- [STATED PROBLEM]: Keep only those lines of the records that include the string "description".

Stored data
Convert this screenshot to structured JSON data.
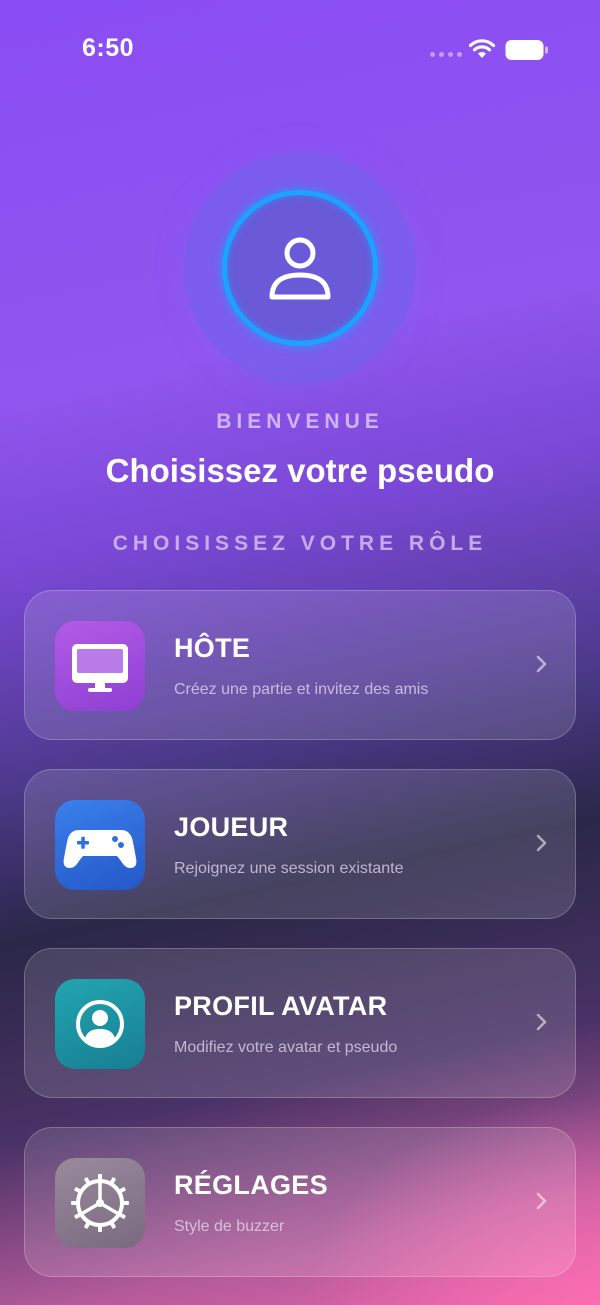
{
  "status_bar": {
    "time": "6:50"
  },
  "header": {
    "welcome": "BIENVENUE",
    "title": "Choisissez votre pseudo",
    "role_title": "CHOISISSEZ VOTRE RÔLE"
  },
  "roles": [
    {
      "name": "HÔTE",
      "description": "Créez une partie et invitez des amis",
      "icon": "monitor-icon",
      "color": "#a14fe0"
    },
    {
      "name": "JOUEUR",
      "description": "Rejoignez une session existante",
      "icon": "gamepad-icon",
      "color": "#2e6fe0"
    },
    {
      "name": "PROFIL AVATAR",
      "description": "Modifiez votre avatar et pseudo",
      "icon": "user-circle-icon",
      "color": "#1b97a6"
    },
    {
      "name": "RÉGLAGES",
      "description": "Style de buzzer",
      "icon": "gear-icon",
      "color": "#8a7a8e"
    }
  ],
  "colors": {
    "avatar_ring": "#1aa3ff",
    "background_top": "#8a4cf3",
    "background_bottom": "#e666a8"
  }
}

...

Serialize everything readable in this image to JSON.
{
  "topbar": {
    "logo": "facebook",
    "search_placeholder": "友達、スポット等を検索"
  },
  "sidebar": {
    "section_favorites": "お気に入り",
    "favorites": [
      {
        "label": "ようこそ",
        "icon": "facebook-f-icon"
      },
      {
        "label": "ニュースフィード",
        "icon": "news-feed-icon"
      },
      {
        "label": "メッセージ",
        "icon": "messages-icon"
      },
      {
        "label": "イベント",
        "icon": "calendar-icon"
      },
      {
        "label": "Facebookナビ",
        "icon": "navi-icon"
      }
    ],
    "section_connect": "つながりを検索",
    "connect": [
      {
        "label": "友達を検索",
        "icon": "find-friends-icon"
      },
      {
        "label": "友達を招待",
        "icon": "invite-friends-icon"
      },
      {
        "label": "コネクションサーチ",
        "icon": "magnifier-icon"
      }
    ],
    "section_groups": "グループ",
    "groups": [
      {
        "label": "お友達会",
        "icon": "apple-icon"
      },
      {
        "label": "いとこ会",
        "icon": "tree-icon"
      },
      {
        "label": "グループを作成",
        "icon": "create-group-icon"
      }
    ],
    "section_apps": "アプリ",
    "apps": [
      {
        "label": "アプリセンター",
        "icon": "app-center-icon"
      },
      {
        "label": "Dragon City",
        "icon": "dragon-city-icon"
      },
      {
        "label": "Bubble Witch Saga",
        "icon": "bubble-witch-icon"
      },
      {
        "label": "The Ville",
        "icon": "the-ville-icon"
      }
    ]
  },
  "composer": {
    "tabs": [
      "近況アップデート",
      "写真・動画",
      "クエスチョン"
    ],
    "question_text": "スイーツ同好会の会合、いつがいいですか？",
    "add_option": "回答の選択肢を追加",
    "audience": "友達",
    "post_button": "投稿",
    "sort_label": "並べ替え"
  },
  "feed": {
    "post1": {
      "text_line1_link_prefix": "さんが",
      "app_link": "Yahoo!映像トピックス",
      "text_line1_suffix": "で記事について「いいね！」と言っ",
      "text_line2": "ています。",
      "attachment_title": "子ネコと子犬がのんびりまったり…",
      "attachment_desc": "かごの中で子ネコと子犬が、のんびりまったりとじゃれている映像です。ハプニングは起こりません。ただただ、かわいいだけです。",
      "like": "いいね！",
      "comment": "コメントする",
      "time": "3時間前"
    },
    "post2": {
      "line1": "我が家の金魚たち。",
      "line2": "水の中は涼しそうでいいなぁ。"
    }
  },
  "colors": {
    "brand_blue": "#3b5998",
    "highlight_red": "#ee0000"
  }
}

--

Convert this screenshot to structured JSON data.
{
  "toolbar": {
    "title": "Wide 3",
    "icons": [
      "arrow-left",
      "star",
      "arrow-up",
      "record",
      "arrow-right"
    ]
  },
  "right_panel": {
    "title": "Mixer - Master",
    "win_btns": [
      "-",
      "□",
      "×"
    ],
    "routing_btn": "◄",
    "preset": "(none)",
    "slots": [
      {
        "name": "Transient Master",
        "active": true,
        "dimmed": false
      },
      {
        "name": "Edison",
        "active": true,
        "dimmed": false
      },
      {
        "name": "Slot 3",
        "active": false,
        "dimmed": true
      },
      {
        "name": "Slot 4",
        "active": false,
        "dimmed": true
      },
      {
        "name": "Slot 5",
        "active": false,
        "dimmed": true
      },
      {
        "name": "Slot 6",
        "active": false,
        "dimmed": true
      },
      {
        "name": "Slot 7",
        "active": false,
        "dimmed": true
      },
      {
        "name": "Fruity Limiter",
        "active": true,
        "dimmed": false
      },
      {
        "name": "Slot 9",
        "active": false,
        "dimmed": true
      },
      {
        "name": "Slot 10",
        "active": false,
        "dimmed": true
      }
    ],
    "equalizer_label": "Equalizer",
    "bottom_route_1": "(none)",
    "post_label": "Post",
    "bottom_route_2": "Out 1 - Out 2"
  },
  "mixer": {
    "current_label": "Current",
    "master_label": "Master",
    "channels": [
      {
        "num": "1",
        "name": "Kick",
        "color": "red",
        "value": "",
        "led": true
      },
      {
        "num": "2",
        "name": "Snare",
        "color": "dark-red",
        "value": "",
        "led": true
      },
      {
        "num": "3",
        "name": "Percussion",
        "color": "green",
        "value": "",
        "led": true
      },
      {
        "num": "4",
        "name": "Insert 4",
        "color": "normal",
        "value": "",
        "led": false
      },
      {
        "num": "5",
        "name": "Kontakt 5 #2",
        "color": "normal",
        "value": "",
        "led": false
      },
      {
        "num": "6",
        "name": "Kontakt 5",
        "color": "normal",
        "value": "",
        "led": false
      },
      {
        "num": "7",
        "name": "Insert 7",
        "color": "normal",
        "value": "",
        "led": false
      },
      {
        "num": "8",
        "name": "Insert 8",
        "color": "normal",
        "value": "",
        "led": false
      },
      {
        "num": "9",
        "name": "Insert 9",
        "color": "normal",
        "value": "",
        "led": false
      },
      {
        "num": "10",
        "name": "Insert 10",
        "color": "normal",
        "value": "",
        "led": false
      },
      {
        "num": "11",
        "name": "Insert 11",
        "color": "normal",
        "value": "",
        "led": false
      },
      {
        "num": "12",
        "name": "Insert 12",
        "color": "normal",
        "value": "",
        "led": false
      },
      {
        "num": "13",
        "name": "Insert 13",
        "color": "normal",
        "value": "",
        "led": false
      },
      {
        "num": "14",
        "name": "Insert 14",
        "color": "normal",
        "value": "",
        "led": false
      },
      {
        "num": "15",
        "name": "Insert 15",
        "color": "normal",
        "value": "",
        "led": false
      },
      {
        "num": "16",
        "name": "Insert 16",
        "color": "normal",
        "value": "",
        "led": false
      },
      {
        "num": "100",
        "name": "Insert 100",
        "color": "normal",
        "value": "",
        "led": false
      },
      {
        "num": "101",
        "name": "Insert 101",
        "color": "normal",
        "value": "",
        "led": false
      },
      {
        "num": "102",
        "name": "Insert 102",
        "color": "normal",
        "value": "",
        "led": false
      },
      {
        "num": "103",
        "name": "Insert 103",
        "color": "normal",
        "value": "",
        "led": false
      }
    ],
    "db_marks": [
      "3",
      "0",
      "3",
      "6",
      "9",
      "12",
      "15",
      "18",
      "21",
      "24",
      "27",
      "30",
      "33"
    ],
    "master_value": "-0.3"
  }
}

- [TASK SOLUTION]:
      "description": "Créez une partie et invitez des amis",
      "description": "Rejoignez une session existante",
      "description": "Modifiez votre avatar et pseudo",
      "description": "Style de buzzer",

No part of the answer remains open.